---------- Data entries ----------

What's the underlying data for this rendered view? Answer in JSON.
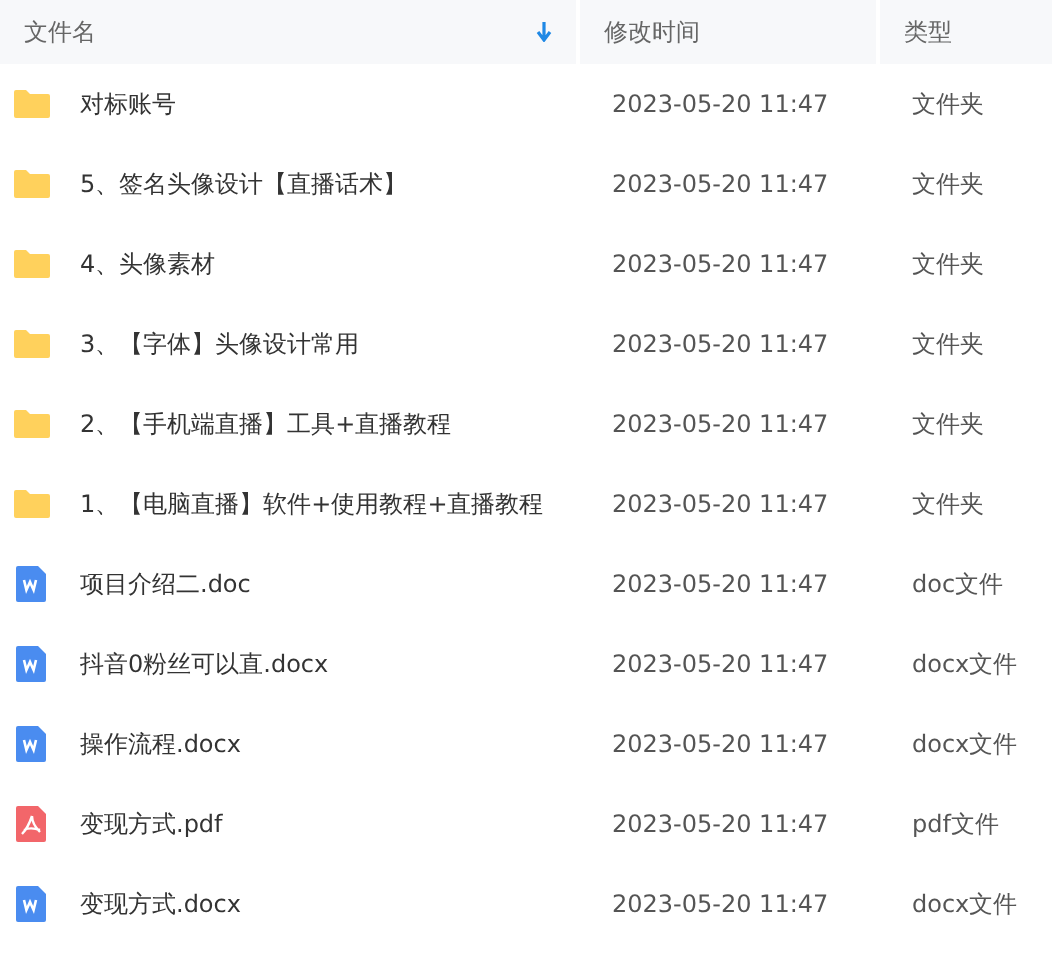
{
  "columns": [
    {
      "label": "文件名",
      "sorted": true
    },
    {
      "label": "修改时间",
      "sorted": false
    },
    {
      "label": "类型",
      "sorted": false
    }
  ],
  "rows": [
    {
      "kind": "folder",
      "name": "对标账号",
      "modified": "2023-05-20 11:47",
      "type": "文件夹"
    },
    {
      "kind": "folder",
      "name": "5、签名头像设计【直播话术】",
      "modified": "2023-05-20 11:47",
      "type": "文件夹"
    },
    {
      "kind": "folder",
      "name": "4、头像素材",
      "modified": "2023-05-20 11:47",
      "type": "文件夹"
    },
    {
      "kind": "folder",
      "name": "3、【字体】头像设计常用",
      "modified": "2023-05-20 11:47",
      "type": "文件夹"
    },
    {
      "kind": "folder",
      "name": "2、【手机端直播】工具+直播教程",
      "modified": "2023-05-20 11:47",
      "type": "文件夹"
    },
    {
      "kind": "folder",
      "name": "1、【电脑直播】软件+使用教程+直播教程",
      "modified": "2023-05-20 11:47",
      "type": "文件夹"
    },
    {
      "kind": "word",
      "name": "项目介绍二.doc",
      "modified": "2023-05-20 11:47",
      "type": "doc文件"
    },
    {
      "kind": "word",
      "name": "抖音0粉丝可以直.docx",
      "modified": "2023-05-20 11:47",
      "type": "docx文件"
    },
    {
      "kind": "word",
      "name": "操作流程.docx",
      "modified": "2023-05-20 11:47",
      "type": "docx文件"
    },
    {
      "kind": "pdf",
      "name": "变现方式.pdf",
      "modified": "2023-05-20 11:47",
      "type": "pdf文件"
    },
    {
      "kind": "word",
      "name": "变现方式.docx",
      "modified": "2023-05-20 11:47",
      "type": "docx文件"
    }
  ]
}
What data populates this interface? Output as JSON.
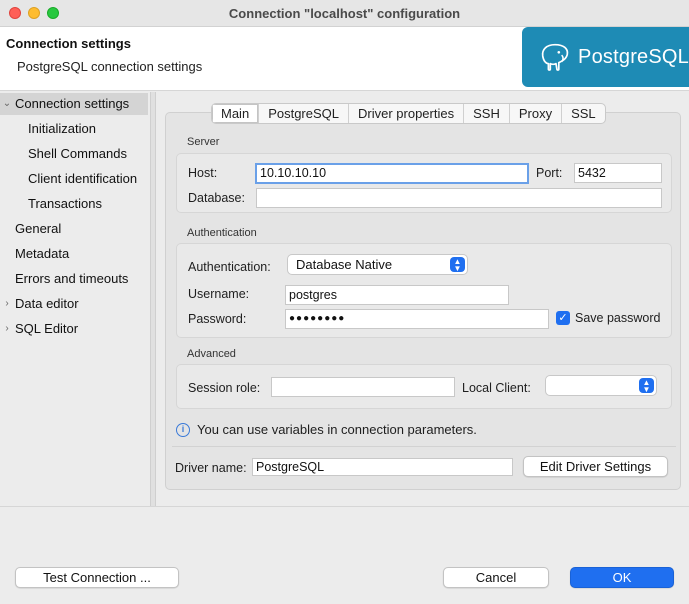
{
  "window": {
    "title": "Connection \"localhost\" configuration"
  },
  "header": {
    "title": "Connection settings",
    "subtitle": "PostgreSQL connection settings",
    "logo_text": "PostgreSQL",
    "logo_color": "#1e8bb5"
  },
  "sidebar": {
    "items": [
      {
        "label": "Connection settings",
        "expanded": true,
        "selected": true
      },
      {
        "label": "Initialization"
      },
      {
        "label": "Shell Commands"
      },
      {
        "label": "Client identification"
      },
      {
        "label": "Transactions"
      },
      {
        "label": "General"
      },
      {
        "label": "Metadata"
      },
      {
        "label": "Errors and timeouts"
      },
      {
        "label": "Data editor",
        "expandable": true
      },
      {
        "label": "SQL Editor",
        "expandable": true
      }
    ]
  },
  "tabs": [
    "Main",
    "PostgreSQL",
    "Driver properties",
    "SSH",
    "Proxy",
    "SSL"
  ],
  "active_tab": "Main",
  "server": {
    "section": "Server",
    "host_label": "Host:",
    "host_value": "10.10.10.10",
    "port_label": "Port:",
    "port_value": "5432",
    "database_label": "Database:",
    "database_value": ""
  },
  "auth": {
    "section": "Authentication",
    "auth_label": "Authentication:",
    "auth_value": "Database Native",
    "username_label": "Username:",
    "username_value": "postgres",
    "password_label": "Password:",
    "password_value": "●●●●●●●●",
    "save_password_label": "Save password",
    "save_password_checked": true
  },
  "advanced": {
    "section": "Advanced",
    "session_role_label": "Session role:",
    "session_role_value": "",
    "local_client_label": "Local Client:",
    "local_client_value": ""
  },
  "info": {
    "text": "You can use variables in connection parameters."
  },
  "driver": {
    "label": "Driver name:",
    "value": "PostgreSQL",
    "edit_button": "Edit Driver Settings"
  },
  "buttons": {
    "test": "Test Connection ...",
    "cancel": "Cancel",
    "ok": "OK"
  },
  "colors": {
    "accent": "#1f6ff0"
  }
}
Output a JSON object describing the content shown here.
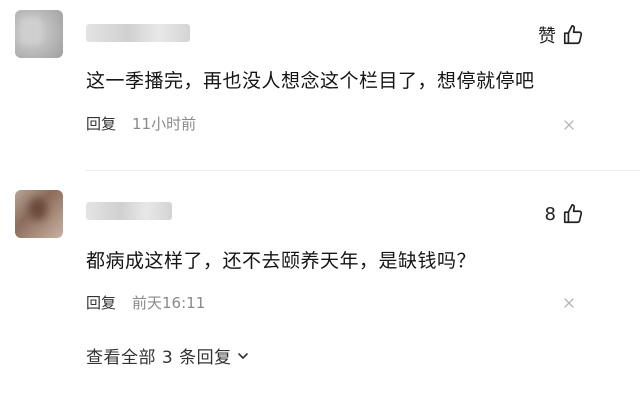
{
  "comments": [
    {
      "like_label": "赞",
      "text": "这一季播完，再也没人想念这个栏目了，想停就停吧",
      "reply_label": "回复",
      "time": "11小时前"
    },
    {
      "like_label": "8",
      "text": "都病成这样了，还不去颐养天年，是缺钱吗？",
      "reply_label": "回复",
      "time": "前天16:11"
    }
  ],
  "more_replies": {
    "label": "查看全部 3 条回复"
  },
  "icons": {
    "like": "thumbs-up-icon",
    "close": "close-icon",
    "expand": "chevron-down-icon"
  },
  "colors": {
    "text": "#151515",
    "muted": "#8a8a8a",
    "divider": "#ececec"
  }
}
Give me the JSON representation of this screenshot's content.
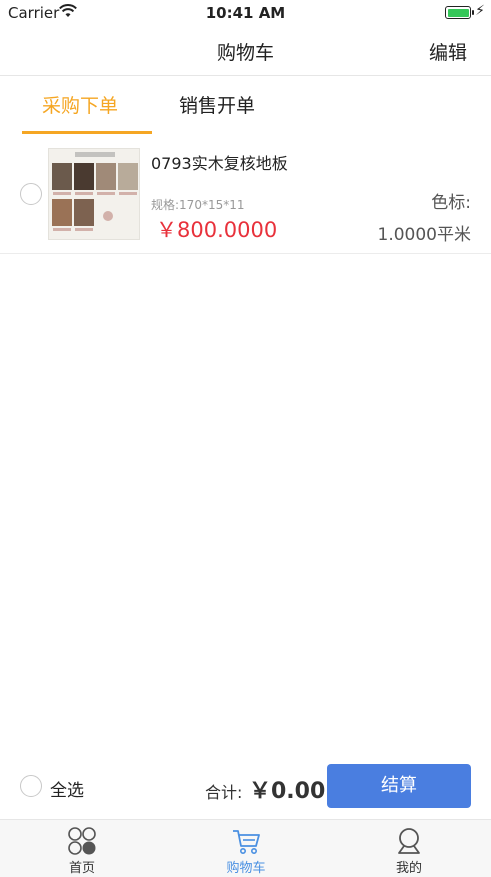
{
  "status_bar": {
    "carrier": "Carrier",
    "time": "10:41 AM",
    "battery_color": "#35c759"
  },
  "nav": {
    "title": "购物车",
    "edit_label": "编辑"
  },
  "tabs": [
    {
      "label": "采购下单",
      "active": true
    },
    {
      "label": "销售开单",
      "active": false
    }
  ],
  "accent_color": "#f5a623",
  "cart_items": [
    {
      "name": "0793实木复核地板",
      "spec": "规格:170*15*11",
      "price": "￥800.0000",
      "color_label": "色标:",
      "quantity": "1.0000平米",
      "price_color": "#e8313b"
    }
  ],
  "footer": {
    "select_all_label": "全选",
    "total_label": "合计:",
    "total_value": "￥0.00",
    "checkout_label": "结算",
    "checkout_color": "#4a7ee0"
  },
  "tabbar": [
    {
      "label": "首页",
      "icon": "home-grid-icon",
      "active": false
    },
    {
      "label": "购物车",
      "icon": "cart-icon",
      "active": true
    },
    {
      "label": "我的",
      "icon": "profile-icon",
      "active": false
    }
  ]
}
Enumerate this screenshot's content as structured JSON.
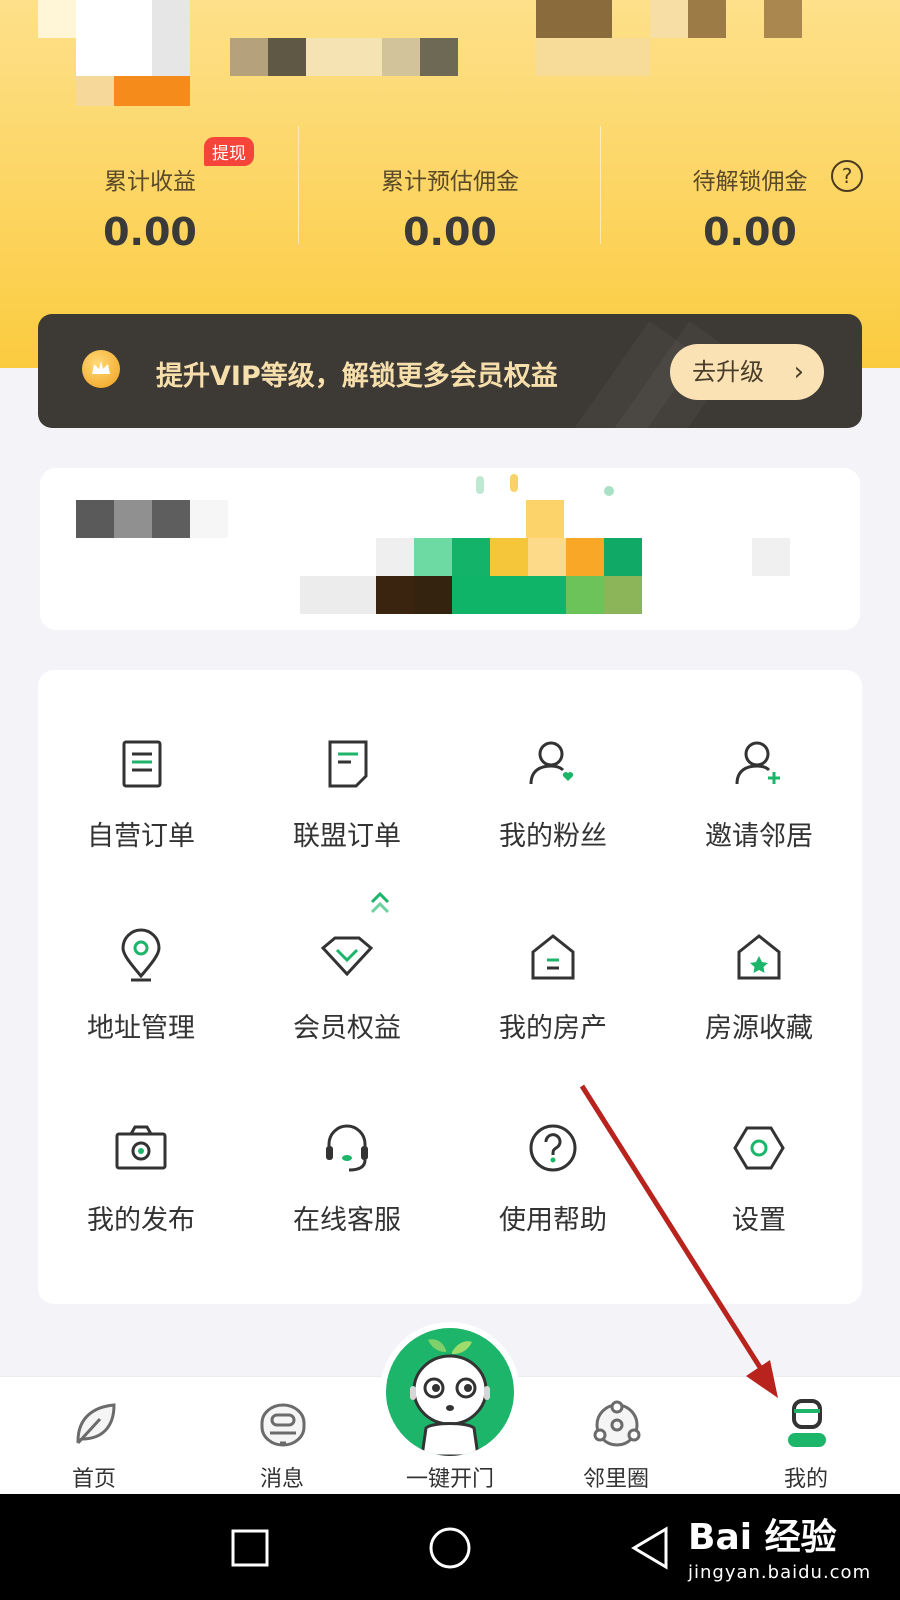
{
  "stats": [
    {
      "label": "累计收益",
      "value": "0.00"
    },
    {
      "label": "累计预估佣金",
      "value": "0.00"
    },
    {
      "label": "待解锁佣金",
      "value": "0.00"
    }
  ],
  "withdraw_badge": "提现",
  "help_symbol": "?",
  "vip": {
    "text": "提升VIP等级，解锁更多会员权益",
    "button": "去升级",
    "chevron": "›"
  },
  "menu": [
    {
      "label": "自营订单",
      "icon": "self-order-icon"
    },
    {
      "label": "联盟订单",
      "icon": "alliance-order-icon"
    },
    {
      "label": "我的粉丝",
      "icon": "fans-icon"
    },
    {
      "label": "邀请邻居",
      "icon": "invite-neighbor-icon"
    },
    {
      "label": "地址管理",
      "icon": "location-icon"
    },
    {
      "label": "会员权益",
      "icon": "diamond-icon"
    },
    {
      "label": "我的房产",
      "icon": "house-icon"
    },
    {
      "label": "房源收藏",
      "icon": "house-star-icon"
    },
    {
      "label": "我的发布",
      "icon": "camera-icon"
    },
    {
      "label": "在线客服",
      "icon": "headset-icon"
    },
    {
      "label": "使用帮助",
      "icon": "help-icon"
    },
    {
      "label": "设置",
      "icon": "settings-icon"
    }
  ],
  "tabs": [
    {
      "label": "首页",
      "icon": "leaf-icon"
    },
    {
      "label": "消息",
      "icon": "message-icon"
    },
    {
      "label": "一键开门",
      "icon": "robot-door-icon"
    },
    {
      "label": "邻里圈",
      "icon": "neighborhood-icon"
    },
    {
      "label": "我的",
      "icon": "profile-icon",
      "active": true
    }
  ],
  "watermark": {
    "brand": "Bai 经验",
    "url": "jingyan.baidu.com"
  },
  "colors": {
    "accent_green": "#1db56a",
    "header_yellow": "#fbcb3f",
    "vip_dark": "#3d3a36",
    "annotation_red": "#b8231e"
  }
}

----------

Transcribe all of the entries word for word, but skip any pictures they contain.

What's the underlying data for this rendered view? Answer in JSON.
{
  "columns": [
    {
      "label": "文件名",
      "sorted": true
    },
    {
      "label": "修改时间",
      "sorted": false
    },
    {
      "label": "类型",
      "sorted": false
    }
  ],
  "rows": [
    {
      "kind": "folder",
      "name": "对标账号",
      "modified": "2023-05-20 11:47",
      "type": "文件夹"
    },
    {
      "kind": "folder",
      "name": "5、签名头像设计【直播话术】",
      "modified": "2023-05-20 11:47",
      "type": "文件夹"
    },
    {
      "kind": "folder",
      "name": "4、头像素材",
      "modified": "2023-05-20 11:47",
      "type": "文件夹"
    },
    {
      "kind": "folder",
      "name": "3、【字体】头像设计常用",
      "modified": "2023-05-20 11:47",
      "type": "文件夹"
    },
    {
      "kind": "folder",
      "name": "2、【手机端直播】工具+直播教程",
      "modified": "2023-05-20 11:47",
      "type": "文件夹"
    },
    {
      "kind": "folder",
      "name": "1、【电脑直播】软件+使用教程+直播教程",
      "modified": "2023-05-20 11:47",
      "type": "文件夹"
    },
    {
      "kind": "word",
      "name": "项目介绍二.doc",
      "modified": "2023-05-20 11:47",
      "type": "doc文件"
    },
    {
      "kind": "word",
      "name": "抖音0粉丝可以直.docx",
      "modified": "2023-05-20 11:47",
      "type": "docx文件"
    },
    {
      "kind": "word",
      "name": "操作流程.docx",
      "modified": "2023-05-20 11:47",
      "type": "docx文件"
    },
    {
      "kind": "pdf",
      "name": "变现方式.pdf",
      "modified": "2023-05-20 11:47",
      "type": "pdf文件"
    },
    {
      "kind": "word",
      "name": "变现方式.docx",
      "modified": "2023-05-20 11:47",
      "type": "docx文件"
    }
  ]
}
What data populates this interface? Output as JSON.
{
  "window": {
    "title": "Connection \"localhost\" configuration"
  },
  "header": {
    "title": "Connection settings",
    "subtitle": "PostgreSQL connection settings",
    "logo_text": "PostgreSQL",
    "logo_color": "#1e8bb5"
  },
  "sidebar": {
    "items": [
      {
        "label": "Connection settings",
        "expanded": true,
        "selected": true
      },
      {
        "label": "Initialization"
      },
      {
        "label": "Shell Commands"
      },
      {
        "label": "Client identification"
      },
      {
        "label": "Transactions"
      },
      {
        "label": "General"
      },
      {
        "label": "Metadata"
      },
      {
        "label": "Errors and timeouts"
      },
      {
        "label": "Data editor",
        "expandable": true
      },
      {
        "label": "SQL Editor",
        "expandable": true
      }
    ]
  },
  "tabs": [
    "Main",
    "PostgreSQL",
    "Driver properties",
    "SSH",
    "Proxy",
    "SSL"
  ],
  "active_tab": "Main",
  "server": {
    "section": "Server",
    "host_label": "Host:",
    "host_value": "10.10.10.10",
    "port_label": "Port:",
    "port_value": "5432",
    "database_label": "Database:",
    "database_value": ""
  },
  "auth": {
    "section": "Authentication",
    "auth_label": "Authentication:",
    "auth_value": "Database Native",
    "username_label": "Username:",
    "username_value": "postgres",
    "password_label": "Password:",
    "password_value": "●●●●●●●●",
    "save_password_label": "Save password",
    "save_password_checked": true
  },
  "advanced": {
    "section": "Advanced",
    "session_role_label": "Session role:",
    "session_role_value": "",
    "local_client_label": "Local Client:",
    "local_client_value": ""
  },
  "info": {
    "text": "You can use variables in connection parameters."
  },
  "driver": {
    "label": "Driver name:",
    "value": "PostgreSQL",
    "edit_button": "Edit Driver Settings"
  },
  "buttons": {
    "test": "Test Connection ...",
    "cancel": "Cancel",
    "ok": "OK"
  },
  "colors": {
    "accent": "#1f6ff0"
  }
}
Output a JSON object describing the content shown here.
{
  "comments": [
    {
      "like_label": "赞",
      "text": "这一季播完，再也没人想念这个栏目了，想停就停吧",
      "reply_label": "回复",
      "time": "11小时前"
    },
    {
      "like_label": "8",
      "text": "都病成这样了，还不去颐养天年，是缺钱吗？",
      "reply_label": "回复",
      "time": "前天16:11"
    }
  ],
  "more_replies": {
    "label": "查看全部 3 条回复"
  },
  "icons": {
    "like": "thumbs-up-icon",
    "close": "close-icon",
    "expand": "chevron-down-icon"
  },
  "colors": {
    "text": "#151515",
    "muted": "#8a8a8a",
    "divider": "#ececec"
  }
}
Give me the JSON representation of this screenshot's content.
{
  "status_bar": {
    "carrier": "Carrier",
    "time": "10:41 AM",
    "battery_color": "#35c759"
  },
  "nav": {
    "title": "购物车",
    "edit_label": "编辑"
  },
  "tabs": [
    {
      "label": "采购下单",
      "active": true
    },
    {
      "label": "销售开单",
      "active": false
    }
  ],
  "accent_color": "#f5a623",
  "cart_items": [
    {
      "name": "0793实木复核地板",
      "spec": "规格:170*15*11",
      "price": "￥800.0000",
      "color_label": "色标:",
      "quantity": "1.0000平米",
      "price_color": "#e8313b"
    }
  ],
  "footer": {
    "select_all_label": "全选",
    "total_label": "合计:",
    "total_value": "￥0.00",
    "checkout_label": "结算",
    "checkout_color": "#4a7ee0"
  },
  "tabbar": [
    {
      "label": "首页",
      "icon": "home-grid-icon",
      "active": false
    },
    {
      "label": "购物车",
      "icon": "cart-icon",
      "active": true
    },
    {
      "label": "我的",
      "icon": "profile-icon",
      "active": false
    }
  ]
}
Enumerate this screenshot's content as structured JSON.
{
  "stats": [
    {
      "label": "累计收益",
      "value": "0.00"
    },
    {
      "label": "累计预估佣金",
      "value": "0.00"
    },
    {
      "label": "待解锁佣金",
      "value": "0.00"
    }
  ],
  "withdraw_badge": "提现",
  "help_symbol": "?",
  "vip": {
    "text": "提升VIP等级，解锁更多会员权益",
    "button": "去升级",
    "chevron": "›"
  },
  "menu": [
    {
      "label": "自营订单",
      "icon": "self-order-icon"
    },
    {
      "label": "联盟订单",
      "icon": "alliance-order-icon"
    },
    {
      "label": "我的粉丝",
      "icon": "fans-icon"
    },
    {
      "label": "邀请邻居",
      "icon": "invite-neighbor-icon"
    },
    {
      "label": "地址管理",
      "icon": "location-icon"
    },
    {
      "label": "会员权益",
      "icon": "diamond-icon"
    },
    {
      "label": "我的房产",
      "icon": "house-icon"
    },
    {
      "label": "房源收藏",
      "icon": "house-star-icon"
    },
    {
      "label": "我的发布",
      "icon": "camera-icon"
    },
    {
      "label": "在线客服",
      "icon": "headset-icon"
    },
    {
      "label": "使用帮助",
      "icon": "help-icon"
    },
    {
      "label": "设置",
      "icon": "settings-icon"
    }
  ],
  "tabs": [
    {
      "label": "首页",
      "icon": "leaf-icon"
    },
    {
      "label": "消息",
      "icon": "message-icon"
    },
    {
      "label": "一键开门",
      "icon": "robot-door-icon"
    },
    {
      "label": "邻里圈",
      "icon": "neighborhood-icon"
    },
    {
      "label": "我的",
      "icon": "profile-icon",
      "active": true
    }
  ],
  "watermark": {
    "brand": "Bai 经验",
    "url": "jingyan.baidu.com"
  },
  "colors": {
    "accent_green": "#1db56a",
    "header_yellow": "#fbcb3f",
    "vip_dark": "#3d3a36",
    "annotation_red": "#b8231e"
  }
}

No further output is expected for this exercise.